*Your task:*
Retype all material exactly. Pictures stay out of the copy.

----- Information provided

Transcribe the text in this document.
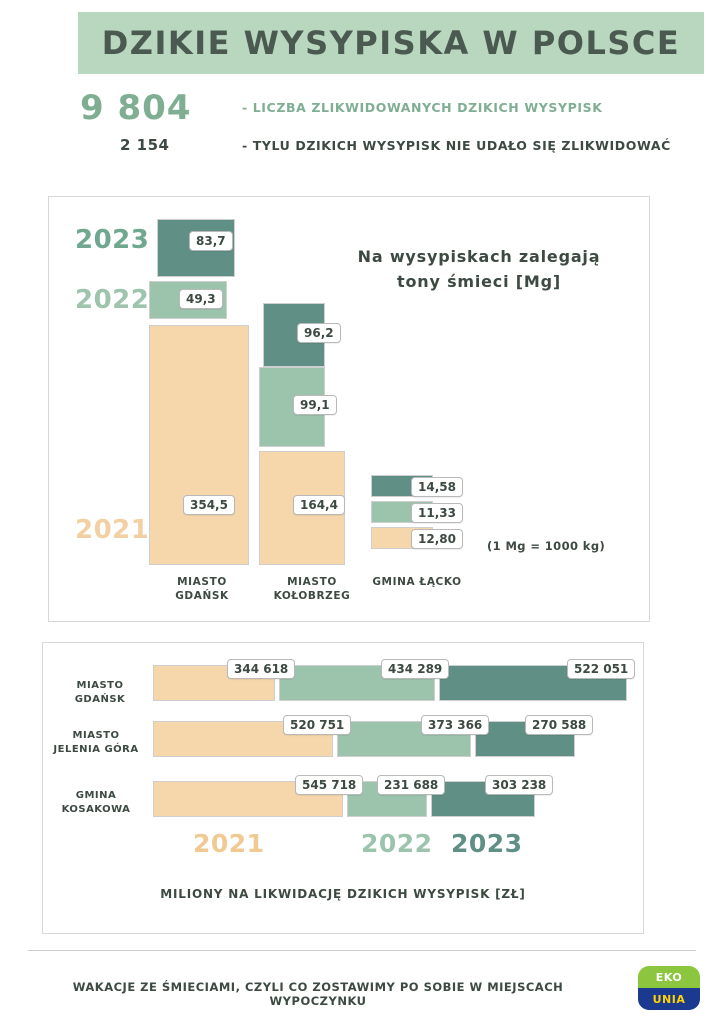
DZIKIE WYSYPISKA W POLSCE
9 804	- LICZBA ZLIKWIDOWANYCH DZIKICH WYSYPISK
2 154	- TYLU DZIKICH WYSYPISK NIE UDAŁO SIĘ ZLIKWIDOWAĆ
Na wysypiskach zalegają tony śmieci [Mg]
2023
2022
2021
83,7
49,3
354,5
MIASTO GDAŃSK
96,2
99,1
164,4
MIASTO KOŁOBRZEG
14,58
11,33
12,80
GMINA ŁĄCKO
(1 Mg = 1000 kg)
MIASTO GDAŃSK
344 618	434 289	522 051
MIASTO JELENIA GÓRA
520 751	373 366	270 588
GMINA KOSAKOWA
545 718	231 688	303 238
2021	2022 2023
MILIONY NA LIKWIDACJĘ DZIKICH WYSYPISK [ZŁ]
WAKACJE ZE ŚMIECIAMI, CZYLI CO ZOSTAWIMY PO SOBIE W MIEJSCACH WYPOCZYNKU
EKO
UNIA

----------

*Reply:*
Transcribe the text in this document.
DZIKIE WYSYPISKA W POLSCE
9 804	- LICZBA ZLIKWIDOWANYCH DZIKICH WYSYPISK
2 154	- TYLU DZIKICH WYSYPISK NIE UDAŁO SIĘ ZLIKWIDOWAĆ
Na wysypiskach zalegają tony śmieci [Mg]
2023
2022
2021
83,7
49,3
354,5
MIASTO GDAŃSK
96,2
99,1
164,4
MIASTO KOŁOBRZEG
14,58
11,33
12,80
GMINA ŁĄCKO
(1 Mg = 1000 kg)
MIASTO GDAŃSK
344 618	434 289	522 051
MIASTO JELENIA GÓRA
520 751	373 366	270 588
GMINA KOSAKOWA
545 718	231 688	303 238
2021	2022 2023
MILIONY NA LIKWIDACJĘ DZIKICH WYSYPISK [ZŁ]
WAKACJE ZE ŚMIECIAMI, CZYLI CO ZOSTAWIMY PO SOBIE W MIEJSCACH WYPOCZYNKU
EKO
UNIA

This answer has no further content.